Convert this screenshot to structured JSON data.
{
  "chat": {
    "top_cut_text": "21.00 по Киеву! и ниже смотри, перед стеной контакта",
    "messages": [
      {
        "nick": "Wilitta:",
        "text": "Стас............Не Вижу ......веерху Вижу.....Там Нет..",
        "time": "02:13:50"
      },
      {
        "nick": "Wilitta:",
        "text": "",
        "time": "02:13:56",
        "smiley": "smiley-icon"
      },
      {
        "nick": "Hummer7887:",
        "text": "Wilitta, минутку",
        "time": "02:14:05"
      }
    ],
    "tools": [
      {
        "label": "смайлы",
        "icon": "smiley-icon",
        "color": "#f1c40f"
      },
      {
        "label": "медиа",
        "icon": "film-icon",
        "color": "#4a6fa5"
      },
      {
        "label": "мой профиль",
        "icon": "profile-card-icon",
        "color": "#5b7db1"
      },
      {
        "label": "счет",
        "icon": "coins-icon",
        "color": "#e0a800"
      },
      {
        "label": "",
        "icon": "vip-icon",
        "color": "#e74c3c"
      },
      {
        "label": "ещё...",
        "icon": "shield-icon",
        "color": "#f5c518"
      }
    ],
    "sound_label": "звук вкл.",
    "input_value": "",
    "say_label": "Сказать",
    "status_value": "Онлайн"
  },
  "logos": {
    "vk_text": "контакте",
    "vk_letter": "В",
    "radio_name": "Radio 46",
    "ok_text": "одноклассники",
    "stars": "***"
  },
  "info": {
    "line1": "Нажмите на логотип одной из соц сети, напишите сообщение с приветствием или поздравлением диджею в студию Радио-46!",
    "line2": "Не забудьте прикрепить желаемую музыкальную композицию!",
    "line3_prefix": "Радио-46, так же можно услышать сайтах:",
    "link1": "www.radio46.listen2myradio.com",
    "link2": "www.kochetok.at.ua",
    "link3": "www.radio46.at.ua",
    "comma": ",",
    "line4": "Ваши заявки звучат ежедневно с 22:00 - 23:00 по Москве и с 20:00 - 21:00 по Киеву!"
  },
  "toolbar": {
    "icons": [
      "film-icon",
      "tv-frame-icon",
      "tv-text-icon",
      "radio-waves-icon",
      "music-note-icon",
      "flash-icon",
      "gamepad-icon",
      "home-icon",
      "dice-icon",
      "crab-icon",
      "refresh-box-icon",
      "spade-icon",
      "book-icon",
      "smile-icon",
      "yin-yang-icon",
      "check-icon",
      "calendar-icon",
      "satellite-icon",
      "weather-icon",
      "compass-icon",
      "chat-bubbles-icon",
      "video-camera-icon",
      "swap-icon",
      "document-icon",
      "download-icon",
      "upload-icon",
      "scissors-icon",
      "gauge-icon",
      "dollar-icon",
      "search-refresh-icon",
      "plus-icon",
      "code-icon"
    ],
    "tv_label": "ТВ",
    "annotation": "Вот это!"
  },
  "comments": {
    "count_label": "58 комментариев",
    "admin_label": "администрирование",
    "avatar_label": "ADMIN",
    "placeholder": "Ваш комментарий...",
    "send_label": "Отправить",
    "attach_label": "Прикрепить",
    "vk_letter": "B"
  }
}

**What the task asks**
Each record above should be returned exactly as it appears.

**Response below**
Convert this screenshot to structured JSON data.
{
  "chat": {
    "top_cut_text": "21.00 по Киеву! и ниже смотри, перед стеной контакта",
    "messages": [
      {
        "nick": "Wilitta:",
        "text": "Стас............Не Вижу ......веерху Вижу.....Там Нет..",
        "time": "02:13:50"
      },
      {
        "nick": "Wilitta:",
        "text": "",
        "time": "02:13:56",
        "smiley": "smiley-icon"
      },
      {
        "nick": "Hummer7887:",
        "text": "Wilitta, минутку",
        "time": "02:14:05"
      }
    ],
    "tools": [
      {
        "label": "смайлы",
        "icon": "smiley-icon",
        "color": "#f1c40f"
      },
      {
        "label": "медиа",
        "icon": "film-icon",
        "color": "#4a6fa5"
      },
      {
        "label": "мой профиль",
        "icon": "profile-card-icon",
        "color": "#5b7db1"
      },
      {
        "label": "счет",
        "icon": "coins-icon",
        "color": "#e0a800"
      },
      {
        "label": "",
        "icon": "vip-icon",
        "color": "#e74c3c"
      },
      {
        "label": "ещё...",
        "icon": "shield-icon",
        "color": "#f5c518"
      }
    ],
    "sound_label": "звук вкл.",
    "input_value": "",
    "say_label": "Сказать",
    "status_value": "Онлайн"
  },
  "logos": {
    "vk_text": "контакте",
    "vk_letter": "В",
    "radio_name": "Radio 46",
    "ok_text": "одноклассники",
    "stars": "***"
  },
  "info": {
    "line1": "Нажмите на логотип одной из соц сети, напишите сообщение с приветствием или поздравлением диджею в студию Радио-46!",
    "line2": "Не забудьте прикрепить желаемую музыкальную композицию!",
    "line3_prefix": "Радио-46, так же можно услышать сайтах:",
    "link1": "www.radio46.listen2myradio.com",
    "link2": "www.kochetok.at.ua",
    "link3": "www.radio46.at.ua",
    "comma": ",",
    "line4": "Ваши заявки звучат ежедневно с 22:00 - 23:00 по Москве и с 20:00 - 21:00 по Киеву!"
  },
  "toolbar": {
    "icons": [
      "film-icon",
      "tv-frame-icon",
      "tv-text-icon",
      "radio-waves-icon",
      "music-note-icon",
      "flash-icon",
      "gamepad-icon",
      "home-icon",
      "dice-icon",
      "crab-icon",
      "refresh-box-icon",
      "spade-icon",
      "book-icon",
      "smile-icon",
      "yin-yang-icon",
      "check-icon",
      "calendar-icon",
      "satellite-icon",
      "weather-icon",
      "compass-icon",
      "chat-bubbles-icon",
      "video-camera-icon",
      "swap-icon",
      "document-icon",
      "download-icon",
      "upload-icon",
      "scissors-icon",
      "gauge-icon",
      "dollar-icon",
      "search-refresh-icon",
      "plus-icon",
      "code-icon"
    ],
    "tv_label": "ТВ",
    "annotation": "Вот это!"
  },
  "comments": {
    "count_label": "58 комментариев",
    "admin_label": "администрирование",
    "avatar_label": "ADMIN",
    "placeholder": "Ваш комментарий...",
    "send_label": "Отправить",
    "attach_label": "Прикрепить",
    "vk_letter": "B"
  }
}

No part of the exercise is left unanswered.